**EXCERPTED PASSAGE:**
= = =
The fact that I’ve ripped off Bostock’s code should immediately clue you in what to expect. The code used to generate the map must pull in data from some easily switchable source. In fact, this is what you should suspect of most non-trivial web widgets and graphics.

It’s not as if Bostock created a program for the sole purpose of displaying U.S. 2008 unemployment rates by county as a choropleth map.

Rather, Bostock has created a choropleth-map-making program that, in his example, happens to display U.S. 2008 unemployment rates by county.

In other words, his choropleth code is a reusable container for data. This is more than a semantic difference, it’s the sane mindset of every good developer. For our purposes though, it means that the data behind the map will likely be in their own (text) files, as it has been in the previous examples in the demo.
= = =
**SOURCE EXCERPT:**
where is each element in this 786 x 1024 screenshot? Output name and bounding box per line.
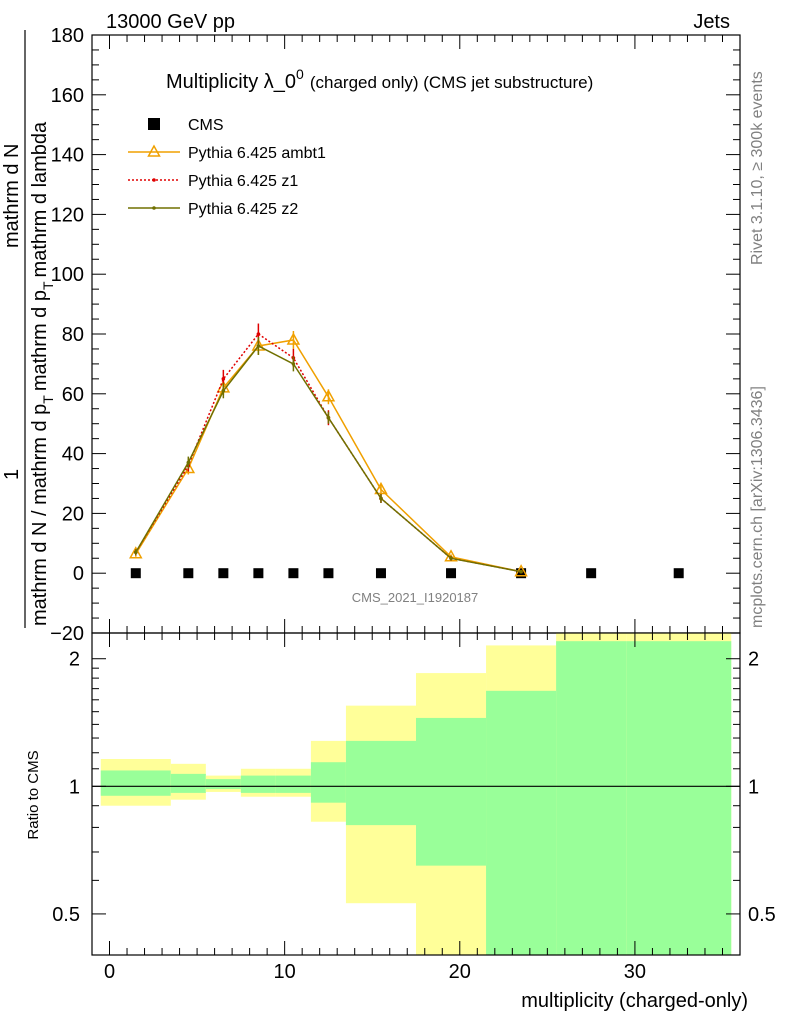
= = =
**WHAT YOU NEED TO DO:**
1. Translate this sentence from the passage on Bostock's choropleth code into Spanish: "In other words, his choropleth code is a reusable container for data."
2. In the passage on Bostock's choropleth code, what does Bostock's example map happen to display?
3. Print the passage on Bostock's choropleth code from "The fact that" to "rates by county.".

**FULL ANSWERS:**
1. En otras palabras, su código para mapas coropléticos es un contenedor reutilizable de datos.

2. U.S. 2008 unemployment rates by county.

3.
The fact that I’ve ripped off Bostock’s code should immediately clue you in what to expect. The code used to generate the map must pull in data from some easily switchable source. In fact, this is what you should suspect of most non-trivial web widgets and graphics.

It’s not as if Bostock created a program for the sole purpose of displaying U.S. 2008 unemployment rates by county as a choropleth map.

Rather, Bostock has created a choropleth-map-making program that, in his example, happens to display U.S. 2008 unemployment rates by county.